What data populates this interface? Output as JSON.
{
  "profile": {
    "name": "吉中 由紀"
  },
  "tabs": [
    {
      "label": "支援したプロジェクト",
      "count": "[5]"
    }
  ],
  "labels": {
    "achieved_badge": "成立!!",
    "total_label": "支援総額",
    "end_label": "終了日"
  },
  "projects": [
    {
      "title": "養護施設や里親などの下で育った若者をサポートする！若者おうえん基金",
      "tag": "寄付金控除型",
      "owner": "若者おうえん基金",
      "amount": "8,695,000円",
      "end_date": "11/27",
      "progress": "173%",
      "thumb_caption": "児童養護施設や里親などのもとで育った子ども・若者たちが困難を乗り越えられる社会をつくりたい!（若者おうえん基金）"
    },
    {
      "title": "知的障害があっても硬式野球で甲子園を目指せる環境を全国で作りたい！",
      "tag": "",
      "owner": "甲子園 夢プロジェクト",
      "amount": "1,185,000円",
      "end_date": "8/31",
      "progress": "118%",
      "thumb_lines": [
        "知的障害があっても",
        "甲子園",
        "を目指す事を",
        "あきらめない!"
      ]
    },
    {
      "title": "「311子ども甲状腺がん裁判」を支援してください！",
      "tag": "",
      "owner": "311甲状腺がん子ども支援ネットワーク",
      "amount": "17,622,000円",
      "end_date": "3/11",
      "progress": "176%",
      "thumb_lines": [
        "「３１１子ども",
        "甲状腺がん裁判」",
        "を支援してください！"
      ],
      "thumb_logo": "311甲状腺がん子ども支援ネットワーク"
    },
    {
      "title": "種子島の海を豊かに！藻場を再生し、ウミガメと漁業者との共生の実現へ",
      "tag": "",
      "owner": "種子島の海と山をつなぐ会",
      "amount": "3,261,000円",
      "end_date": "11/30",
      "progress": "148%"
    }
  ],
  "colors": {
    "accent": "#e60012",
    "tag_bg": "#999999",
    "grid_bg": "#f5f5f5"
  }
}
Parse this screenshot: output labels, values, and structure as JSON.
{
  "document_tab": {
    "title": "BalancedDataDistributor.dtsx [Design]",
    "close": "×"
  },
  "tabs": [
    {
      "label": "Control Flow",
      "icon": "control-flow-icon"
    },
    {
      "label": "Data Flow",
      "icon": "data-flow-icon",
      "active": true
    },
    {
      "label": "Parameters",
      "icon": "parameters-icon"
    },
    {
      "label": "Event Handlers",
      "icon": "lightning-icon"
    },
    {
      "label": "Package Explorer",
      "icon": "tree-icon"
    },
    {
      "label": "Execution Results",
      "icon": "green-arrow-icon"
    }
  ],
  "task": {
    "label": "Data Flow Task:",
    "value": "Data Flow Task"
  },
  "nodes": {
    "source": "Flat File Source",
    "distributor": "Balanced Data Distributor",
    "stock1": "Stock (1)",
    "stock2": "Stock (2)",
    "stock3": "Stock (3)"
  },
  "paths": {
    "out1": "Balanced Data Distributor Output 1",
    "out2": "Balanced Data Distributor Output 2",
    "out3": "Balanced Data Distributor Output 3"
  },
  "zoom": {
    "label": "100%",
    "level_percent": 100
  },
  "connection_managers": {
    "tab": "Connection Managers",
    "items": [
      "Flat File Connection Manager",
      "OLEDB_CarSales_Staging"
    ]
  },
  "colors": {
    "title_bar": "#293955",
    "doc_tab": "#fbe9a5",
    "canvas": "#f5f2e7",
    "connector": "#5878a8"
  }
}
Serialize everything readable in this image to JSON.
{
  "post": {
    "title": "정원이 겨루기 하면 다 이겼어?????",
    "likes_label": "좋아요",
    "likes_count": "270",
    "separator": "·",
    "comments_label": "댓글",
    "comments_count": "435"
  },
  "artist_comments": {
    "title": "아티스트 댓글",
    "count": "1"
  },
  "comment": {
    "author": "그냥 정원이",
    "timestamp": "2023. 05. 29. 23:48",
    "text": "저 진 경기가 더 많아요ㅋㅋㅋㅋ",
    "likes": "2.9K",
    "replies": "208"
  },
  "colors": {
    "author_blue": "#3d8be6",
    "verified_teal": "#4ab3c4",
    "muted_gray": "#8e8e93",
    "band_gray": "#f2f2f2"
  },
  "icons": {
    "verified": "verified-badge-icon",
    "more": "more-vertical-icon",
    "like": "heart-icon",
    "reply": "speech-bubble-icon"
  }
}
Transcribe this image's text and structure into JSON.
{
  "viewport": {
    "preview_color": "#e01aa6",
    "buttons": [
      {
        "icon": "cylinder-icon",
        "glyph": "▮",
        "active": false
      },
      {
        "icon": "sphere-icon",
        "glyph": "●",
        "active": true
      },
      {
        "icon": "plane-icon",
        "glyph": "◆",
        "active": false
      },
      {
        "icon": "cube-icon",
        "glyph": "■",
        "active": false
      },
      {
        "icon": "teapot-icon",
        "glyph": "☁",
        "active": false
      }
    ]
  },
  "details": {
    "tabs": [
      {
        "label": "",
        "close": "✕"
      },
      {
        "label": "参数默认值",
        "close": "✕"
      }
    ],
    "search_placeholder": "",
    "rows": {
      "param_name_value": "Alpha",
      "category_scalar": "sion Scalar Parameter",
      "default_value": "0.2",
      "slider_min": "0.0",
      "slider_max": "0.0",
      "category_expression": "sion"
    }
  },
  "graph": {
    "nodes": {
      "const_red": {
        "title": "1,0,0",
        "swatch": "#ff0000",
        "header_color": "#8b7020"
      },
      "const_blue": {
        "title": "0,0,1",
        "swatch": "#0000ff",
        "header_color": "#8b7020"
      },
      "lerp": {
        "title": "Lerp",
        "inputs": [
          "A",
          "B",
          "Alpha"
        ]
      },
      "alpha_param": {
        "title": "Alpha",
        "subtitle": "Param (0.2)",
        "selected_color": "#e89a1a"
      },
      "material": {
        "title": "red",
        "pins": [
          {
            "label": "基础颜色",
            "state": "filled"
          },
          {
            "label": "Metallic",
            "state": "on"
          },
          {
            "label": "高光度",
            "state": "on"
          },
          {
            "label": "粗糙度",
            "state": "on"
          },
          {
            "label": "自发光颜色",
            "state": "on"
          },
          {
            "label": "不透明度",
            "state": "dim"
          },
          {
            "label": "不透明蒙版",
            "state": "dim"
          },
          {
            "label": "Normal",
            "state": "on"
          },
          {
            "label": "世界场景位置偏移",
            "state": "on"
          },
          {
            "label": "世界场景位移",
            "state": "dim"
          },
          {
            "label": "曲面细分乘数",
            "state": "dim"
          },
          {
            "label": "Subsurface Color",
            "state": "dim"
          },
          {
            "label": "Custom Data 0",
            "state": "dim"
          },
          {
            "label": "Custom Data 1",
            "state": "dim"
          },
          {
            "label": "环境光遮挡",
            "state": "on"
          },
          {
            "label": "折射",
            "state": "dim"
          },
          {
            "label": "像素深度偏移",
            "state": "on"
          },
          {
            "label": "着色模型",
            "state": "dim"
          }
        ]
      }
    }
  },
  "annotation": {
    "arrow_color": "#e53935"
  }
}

....................

* Written task *
Reproduce the material exactly, with every line intact.

* Task result *
What data populates this interface? Output as JSON.
{
  "profile": {
    "name": "吉中 由紀"
  },
  "tabs": [
    {
      "label": "支援したプロジェクト",
      "count": "[5]"
    }
  ],
  "labels": {
    "achieved_badge": "成立!!",
    "total_label": "支援総額",
    "end_label": "終了日"
  },
  "projects": [
    {
      "title": "養護施設や里親などの下で育った若者をサポートする！若者おうえん基金",
      "tag": "寄付金控除型",
      "owner": "若者おうえん基金",
      "amount": "8,695,000円",
      "end_date": "11/27",
      "progress": "173%",
      "thumb_caption": "児童養護施設や里親などのもとで育った子ども・若者たちが困難を乗り越えられる社会をつくりたい!（若者おうえん基金）"
    },
    {
      "title": "知的障害があっても硬式野球で甲子園を目指せる環境を全国で作りたい！",
      "tag": "",
      "owner": "甲子園 夢プロジェクト",
      "amount": "1,185,000円",
      "end_date": "8/31",
      "progress": "118%",
      "thumb_lines": [
        "知的障害があっても",
        "甲子園",
        "を目指す事を",
        "あきらめない!"
      ]
    },
    {
      "title": "「311子ども甲状腺がん裁判」を支援してください！",
      "tag": "",
      "owner": "311甲状腺がん子ども支援ネットワーク",
      "amount": "17,622,000円",
      "end_date": "3/11",
      "progress": "176%",
      "thumb_lines": [
        "「３１１子ども",
        "甲状腺がん裁判」",
        "を支援してください！"
      ],
      "thumb_logo": "311甲状腺がん子ども支援ネットワーク"
    },
    {
      "title": "種子島の海を豊かに！藻場を再生し、ウミガメと漁業者との共生の実現へ",
      "tag": "",
      "owner": "種子島の海と山をつなぐ会",
      "amount": "3,261,000円",
      "end_date": "11/30",
      "progress": "148%"
    }
  ],
  "colors": {
    "accent": "#e60012",
    "tag_bg": "#999999",
    "grid_bg": "#f5f5f5"
  }
}
Parse this screenshot: output labels, values, and structure as JSON.
{
  "document_tab": {
    "title": "BalancedDataDistributor.dtsx [Design]",
    "close": "×"
  },
  "tabs": [
    {
      "label": "Control Flow",
      "icon": "control-flow-icon"
    },
    {
      "label": "Data Flow",
      "icon": "data-flow-icon",
      "active": true
    },
    {
      "label": "Parameters",
      "icon": "parameters-icon"
    },
    {
      "label": "Event Handlers",
      "icon": "lightning-icon"
    },
    {
      "label": "Package Explorer",
      "icon": "tree-icon"
    },
    {
      "label": "Execution Results",
      "icon": "green-arrow-icon"
    }
  ],
  "task": {
    "label": "Data Flow Task:",
    "value": "Data Flow Task"
  },
  "nodes": {
    "source": "Flat File Source",
    "distributor": "Balanced Data Distributor",
    "stock1": "Stock (1)",
    "stock2": "Stock (2)",
    "stock3": "Stock (3)"
  },
  "paths": {
    "out1": "Balanced Data Distributor Output 1",
    "out2": "Balanced Data Distributor Output 2",
    "out3": "Balanced Data Distributor Output 3"
  },
  "zoom": {
    "label": "100%",
    "level_percent": 100
  },
  "connection_managers": {
    "tab": "Connection Managers",
    "items": [
      "Flat File Connection Manager",
      "OLEDB_CarSales_Staging"
    ]
  },
  "colors": {
    "title_bar": "#293955",
    "doc_tab": "#fbe9a5",
    "canvas": "#f5f2e7",
    "connector": "#5878a8"
  }
}
Serialize everything readable in this image to JSON.
{
  "post": {
    "title": "정원이 겨루기 하면 다 이겼어?????",
    "likes_label": "좋아요",
    "likes_count": "270",
    "separator": "·",
    "comments_label": "댓글",
    "comments_count": "435"
  },
  "artist_comments": {
    "title": "아티스트 댓글",
    "count": "1"
  },
  "comment": {
    "author": "그냥 정원이",
    "timestamp": "2023. 05. 29. 23:48",
    "text": "저 진 경기가 더 많아요ㅋㅋㅋㅋ",
    "likes": "2.9K",
    "replies": "208"
  },
  "colors": {
    "author_blue": "#3d8be6",
    "verified_teal": "#4ab3c4",
    "muted_gray": "#8e8e93",
    "band_gray": "#f2f2f2"
  },
  "icons": {
    "verified": "verified-badge-icon",
    "more": "more-vertical-icon",
    "like": "heart-icon",
    "reply": "speech-bubble-icon"
  }
}
Transcribe this image's text and structure into JSON.
{
  "viewport": {
    "preview_color": "#e01aa6",
    "buttons": [
      {
        "icon": "cylinder-icon",
        "glyph": "▮",
        "active": false
      },
      {
        "icon": "sphere-icon",
        "glyph": "●",
        "active": true
      },
      {
        "icon": "plane-icon",
        "glyph": "◆",
        "active": false
      },
      {
        "icon": "cube-icon",
        "glyph": "■",
        "active": false
      },
      {
        "icon": "teapot-icon",
        "glyph": "☁",
        "active": false
      }
    ]
  },
  "details": {
    "tabs": [
      {
        "label": "",
        "close": "✕"
      },
      {
        "label": "参数默认值",
        "close": "✕"
      }
    ],
    "search_placeholder": "",
    "rows": {
      "param_name_value": "Alpha",
      "category_scalar": "sion Scalar Parameter",
      "default_value": "0.2",
      "slider_min": "0.0",
      "slider_max": "0.0",
      "category_expression": "sion"
    }
  },
  "graph": {
    "nodes": {
      "const_red": {
        "title": "1,0,0",
        "swatch": "#ff0000",
        "header_color": "#8b7020"
      },
      "const_blue": {
        "title": "0,0,1",
        "swatch": "#0000ff",
        "header_color": "#8b7020"
      },
      "lerp": {
        "title": "Lerp",
        "inputs": [
          "A",
          "B",
          "Alpha"
        ]
      },
      "alpha_param": {
        "title": "Alpha",
        "subtitle": "Param (0.2)",
        "selected_color": "#e89a1a"
      },
      "material": {
        "title": "red",
        "pins": [
          {
            "label": "基础颜色",
            "state": "filled"
          },
          {
            "label": "Metallic",
            "state": "on"
          },
          {
            "label": "高光度",
            "state": "on"
          },
          {
            "label": "粗糙度",
            "state": "on"
          },
          {
            "label": "自发光颜色",
            "state": "on"
          },
          {
            "label": "不透明度",
            "state": "dim"
          },
          {
            "label": "不透明蒙版",
            "state": "dim"
          },
          {
            "label": "Normal",
            "state": "on"
          },
          {
            "label": "世界场景位置偏移",
            "state": "on"
          },
          {
            "label": "世界场景位移",
            "state": "dim"
          },
          {
            "label": "曲面细分乘数",
            "state": "dim"
          },
          {
            "label": "Subsurface Color",
            "state": "dim"
          },
          {
            "label": "Custom Data 0",
            "state": "dim"
          },
          {
            "label": "Custom Data 1",
            "state": "dim"
          },
          {
            "label": "环境光遮挡",
            "state": "on"
          },
          {
            "label": "折射",
            "state": "dim"
          },
          {
            "label": "像素深度偏移",
            "state": "on"
          },
          {
            "label": "着色模型",
            "state": "dim"
          }
        ]
      }
    }
  },
  "annotation": {
    "arrow_color": "#e53935"
  }
}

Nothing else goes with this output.